### GIVEN RECORDS ###

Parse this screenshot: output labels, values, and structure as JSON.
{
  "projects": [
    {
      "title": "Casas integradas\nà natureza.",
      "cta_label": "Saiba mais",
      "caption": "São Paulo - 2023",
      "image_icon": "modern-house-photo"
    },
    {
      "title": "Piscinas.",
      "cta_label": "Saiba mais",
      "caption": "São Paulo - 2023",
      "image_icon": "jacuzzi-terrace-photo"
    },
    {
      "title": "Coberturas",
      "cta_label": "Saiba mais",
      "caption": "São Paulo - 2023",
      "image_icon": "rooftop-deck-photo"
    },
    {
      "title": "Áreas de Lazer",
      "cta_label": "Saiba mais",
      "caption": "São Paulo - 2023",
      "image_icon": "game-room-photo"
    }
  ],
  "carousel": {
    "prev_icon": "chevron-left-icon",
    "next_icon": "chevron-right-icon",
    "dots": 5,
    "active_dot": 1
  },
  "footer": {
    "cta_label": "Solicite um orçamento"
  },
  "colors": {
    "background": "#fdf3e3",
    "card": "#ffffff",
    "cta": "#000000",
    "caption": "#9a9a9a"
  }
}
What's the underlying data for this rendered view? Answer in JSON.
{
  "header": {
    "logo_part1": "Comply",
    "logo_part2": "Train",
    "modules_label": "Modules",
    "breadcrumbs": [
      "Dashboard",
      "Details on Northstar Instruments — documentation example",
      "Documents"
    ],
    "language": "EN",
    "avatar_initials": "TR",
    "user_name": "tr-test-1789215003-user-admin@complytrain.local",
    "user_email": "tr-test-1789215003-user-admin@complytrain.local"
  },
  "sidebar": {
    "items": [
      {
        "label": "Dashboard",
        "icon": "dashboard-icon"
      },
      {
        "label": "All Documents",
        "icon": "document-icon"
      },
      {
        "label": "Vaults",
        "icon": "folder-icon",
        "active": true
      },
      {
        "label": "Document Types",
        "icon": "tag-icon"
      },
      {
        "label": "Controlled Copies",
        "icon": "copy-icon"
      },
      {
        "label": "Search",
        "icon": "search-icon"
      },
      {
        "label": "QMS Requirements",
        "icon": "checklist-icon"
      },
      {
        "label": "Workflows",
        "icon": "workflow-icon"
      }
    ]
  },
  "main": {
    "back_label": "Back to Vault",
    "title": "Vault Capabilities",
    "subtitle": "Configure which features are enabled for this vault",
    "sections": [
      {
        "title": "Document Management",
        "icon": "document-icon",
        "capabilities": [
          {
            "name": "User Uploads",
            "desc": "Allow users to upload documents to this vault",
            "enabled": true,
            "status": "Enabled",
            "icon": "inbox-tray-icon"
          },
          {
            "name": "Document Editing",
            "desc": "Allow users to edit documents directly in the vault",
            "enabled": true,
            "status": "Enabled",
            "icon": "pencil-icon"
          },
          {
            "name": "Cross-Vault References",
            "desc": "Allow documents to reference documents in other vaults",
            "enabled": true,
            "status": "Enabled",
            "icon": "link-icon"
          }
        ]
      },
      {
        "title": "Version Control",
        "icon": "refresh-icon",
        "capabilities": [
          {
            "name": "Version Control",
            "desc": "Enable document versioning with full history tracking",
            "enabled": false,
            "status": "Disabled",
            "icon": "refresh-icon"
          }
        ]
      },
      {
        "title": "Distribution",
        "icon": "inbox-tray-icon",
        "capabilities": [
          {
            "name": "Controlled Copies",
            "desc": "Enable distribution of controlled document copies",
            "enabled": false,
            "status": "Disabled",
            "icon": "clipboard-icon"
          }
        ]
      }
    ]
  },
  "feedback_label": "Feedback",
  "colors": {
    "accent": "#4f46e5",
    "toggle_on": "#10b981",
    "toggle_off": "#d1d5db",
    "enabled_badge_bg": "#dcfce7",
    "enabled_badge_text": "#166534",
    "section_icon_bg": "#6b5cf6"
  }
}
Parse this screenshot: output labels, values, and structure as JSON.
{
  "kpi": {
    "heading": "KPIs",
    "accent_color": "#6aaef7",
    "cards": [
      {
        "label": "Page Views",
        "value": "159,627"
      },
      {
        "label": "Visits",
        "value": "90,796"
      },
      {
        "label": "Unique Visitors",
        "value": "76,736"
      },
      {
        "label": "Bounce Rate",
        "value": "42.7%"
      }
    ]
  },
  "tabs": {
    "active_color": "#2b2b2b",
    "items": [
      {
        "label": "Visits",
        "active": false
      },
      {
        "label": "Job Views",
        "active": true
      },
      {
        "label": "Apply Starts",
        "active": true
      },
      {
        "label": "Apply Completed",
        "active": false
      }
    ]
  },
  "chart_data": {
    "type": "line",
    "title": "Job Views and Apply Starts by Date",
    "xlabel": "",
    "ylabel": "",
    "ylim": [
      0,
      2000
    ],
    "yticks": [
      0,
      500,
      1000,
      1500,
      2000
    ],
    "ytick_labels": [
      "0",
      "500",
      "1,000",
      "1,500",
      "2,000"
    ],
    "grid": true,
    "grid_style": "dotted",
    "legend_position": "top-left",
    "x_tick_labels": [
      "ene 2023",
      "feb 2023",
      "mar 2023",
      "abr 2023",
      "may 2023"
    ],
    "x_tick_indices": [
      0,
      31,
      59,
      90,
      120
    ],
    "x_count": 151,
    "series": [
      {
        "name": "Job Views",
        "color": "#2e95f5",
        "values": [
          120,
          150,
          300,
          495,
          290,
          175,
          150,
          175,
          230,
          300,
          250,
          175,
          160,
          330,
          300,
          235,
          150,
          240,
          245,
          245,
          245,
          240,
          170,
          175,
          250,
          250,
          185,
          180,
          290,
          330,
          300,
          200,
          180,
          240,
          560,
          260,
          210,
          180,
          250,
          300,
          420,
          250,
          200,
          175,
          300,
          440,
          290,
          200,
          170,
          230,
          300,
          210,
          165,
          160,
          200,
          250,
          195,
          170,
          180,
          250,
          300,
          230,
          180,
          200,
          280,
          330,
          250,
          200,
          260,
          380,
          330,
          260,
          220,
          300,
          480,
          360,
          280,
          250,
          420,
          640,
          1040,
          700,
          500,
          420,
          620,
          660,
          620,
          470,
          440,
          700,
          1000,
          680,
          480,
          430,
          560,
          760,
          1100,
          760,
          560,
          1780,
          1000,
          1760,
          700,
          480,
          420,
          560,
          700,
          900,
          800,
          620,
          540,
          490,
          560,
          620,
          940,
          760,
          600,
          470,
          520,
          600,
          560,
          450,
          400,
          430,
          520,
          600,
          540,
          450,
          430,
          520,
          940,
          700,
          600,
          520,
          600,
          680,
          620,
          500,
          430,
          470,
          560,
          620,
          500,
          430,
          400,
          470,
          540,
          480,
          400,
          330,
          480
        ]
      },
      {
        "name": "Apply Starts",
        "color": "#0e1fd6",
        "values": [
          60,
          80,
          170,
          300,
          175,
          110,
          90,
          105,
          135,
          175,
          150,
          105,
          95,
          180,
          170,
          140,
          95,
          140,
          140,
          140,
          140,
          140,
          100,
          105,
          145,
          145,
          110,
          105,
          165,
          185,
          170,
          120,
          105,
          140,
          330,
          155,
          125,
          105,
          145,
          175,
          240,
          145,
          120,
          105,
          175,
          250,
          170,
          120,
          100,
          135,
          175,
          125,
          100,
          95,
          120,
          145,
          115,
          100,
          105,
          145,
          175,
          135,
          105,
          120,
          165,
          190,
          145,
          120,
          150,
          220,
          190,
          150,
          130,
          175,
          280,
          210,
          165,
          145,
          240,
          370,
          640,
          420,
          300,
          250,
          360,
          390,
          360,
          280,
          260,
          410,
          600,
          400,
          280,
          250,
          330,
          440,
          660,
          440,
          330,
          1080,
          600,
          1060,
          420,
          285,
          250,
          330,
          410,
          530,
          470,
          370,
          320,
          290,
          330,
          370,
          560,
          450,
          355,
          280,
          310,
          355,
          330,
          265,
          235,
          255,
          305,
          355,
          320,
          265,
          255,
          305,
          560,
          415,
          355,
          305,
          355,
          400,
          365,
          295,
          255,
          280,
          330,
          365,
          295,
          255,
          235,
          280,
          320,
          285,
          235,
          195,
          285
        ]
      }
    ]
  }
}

###

_EXERCISE DESCRIPTION_
Go over the data above and copy every line that has the word "users" in it.

_ANSWER TO THE PROBLEM_
            "desc": "Allow users to upload documents to this vault",
            "desc": "Allow users to edit documents directly in the vault",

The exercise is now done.